[Begin INFORMATION SUPPLIED]

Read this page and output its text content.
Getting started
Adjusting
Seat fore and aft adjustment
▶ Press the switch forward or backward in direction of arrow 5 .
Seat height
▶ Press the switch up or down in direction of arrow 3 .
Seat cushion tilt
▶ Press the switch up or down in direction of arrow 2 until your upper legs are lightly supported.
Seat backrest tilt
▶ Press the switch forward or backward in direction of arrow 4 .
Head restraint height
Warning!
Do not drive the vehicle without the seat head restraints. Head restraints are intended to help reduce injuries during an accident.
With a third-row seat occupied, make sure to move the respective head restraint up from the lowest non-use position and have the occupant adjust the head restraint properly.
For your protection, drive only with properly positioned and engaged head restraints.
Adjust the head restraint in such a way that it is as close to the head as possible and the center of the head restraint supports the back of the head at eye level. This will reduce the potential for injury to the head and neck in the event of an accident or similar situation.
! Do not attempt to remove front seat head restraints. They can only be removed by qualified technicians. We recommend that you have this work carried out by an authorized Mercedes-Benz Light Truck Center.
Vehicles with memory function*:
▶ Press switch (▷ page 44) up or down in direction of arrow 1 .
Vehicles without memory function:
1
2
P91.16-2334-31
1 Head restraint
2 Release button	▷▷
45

[End INFORMATION SUPPLIED]

Each line must be given again exactly as written above.

### RESULT FOR THIS EXERCISE
Read this page and output its text content.
Getting started
Adjusting
Seat fore and aft adjustment
▶ Press the switch forward or backward in direction of arrow 5 .
Seat height
▶ Press the switch up or down in direction of arrow 3 .
Seat cushion tilt
▶ Press the switch up or down in direction of arrow 2 until your upper legs are lightly supported.
Seat backrest tilt
▶ Press the switch forward or backward in direction of arrow 4 .
Head restraint height
Warning!
Do not drive the vehicle without the seat head restraints. Head restraints are intended to help reduce injuries during an accident.
With a third-row seat occupied, make sure to move the respective head restraint up from the lowest non-use position and have the occupant adjust the head restraint properly.
For your protection, drive only with properly positioned and engaged head restraints.
Adjust the head restraint in such a way that it is as close to the head as possible and the center of the head restraint supports the back of the head at eye level. This will reduce the potential for injury to the head and neck in the event of an accident or similar situation.
! Do not attempt to remove front seat head restraints. They can only be removed by qualified technicians. We recommend that you have this work carried out by an authorized Mercedes-Benz Light Truck Center.
Vehicles with memory function*:
▶ Press switch (▷ page 44) up or down in direction of arrow 1 .
Vehicles without memory function:
1
2
P91.16-2334-31
1 Head restraint
2 Release button	▷▷
45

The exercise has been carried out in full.